Collected data entries

* * *

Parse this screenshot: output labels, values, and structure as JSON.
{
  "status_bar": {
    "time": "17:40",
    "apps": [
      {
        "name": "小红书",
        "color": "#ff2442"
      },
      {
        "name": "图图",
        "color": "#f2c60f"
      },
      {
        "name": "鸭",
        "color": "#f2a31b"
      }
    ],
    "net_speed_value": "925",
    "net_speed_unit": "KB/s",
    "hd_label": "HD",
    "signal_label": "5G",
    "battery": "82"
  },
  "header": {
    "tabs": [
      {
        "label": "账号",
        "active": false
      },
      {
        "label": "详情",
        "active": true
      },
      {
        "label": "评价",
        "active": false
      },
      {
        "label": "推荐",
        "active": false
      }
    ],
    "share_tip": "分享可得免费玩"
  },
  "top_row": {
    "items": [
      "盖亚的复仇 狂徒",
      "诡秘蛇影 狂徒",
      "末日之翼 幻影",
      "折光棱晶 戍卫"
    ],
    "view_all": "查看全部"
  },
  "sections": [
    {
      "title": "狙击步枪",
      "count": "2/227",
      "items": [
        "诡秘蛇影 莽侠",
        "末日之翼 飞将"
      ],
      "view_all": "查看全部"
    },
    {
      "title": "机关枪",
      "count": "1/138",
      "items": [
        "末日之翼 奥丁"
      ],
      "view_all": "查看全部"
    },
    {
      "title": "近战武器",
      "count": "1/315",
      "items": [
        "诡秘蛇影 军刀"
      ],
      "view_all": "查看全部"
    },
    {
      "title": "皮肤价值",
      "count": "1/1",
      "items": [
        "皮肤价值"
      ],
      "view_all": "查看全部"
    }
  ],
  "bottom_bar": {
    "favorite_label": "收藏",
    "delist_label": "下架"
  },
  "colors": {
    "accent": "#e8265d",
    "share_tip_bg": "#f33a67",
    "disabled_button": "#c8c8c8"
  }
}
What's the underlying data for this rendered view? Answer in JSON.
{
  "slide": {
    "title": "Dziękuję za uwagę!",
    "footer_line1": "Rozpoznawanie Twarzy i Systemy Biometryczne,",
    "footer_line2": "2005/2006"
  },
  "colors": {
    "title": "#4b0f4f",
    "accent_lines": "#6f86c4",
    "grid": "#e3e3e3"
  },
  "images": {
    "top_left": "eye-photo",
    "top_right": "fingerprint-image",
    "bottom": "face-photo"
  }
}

* * *

◆ **Instruction**
Write out exactly the lines starting with the one that holds "What's the underlying" and running through the last line above.

◆ **Answer to the task**
What's the underlying data for this rendered view? Answer in JSON.
{
  "slide": {
    "title": "Dziękuję za uwagę!",
    "footer_line1": "Rozpoznawanie Twarzy i Systemy Biometryczne,",
    "footer_line2": "2005/2006"
  },
  "colors": {
    "title": "#4b0f4f",
    "accent_lines": "#6f86c4",
    "grid": "#e3e3e3"
  },
  "images": {
    "top_left": "eye-photo",
    "top_right": "fingerprint-image",
    "bottom": "face-photo"
  }
}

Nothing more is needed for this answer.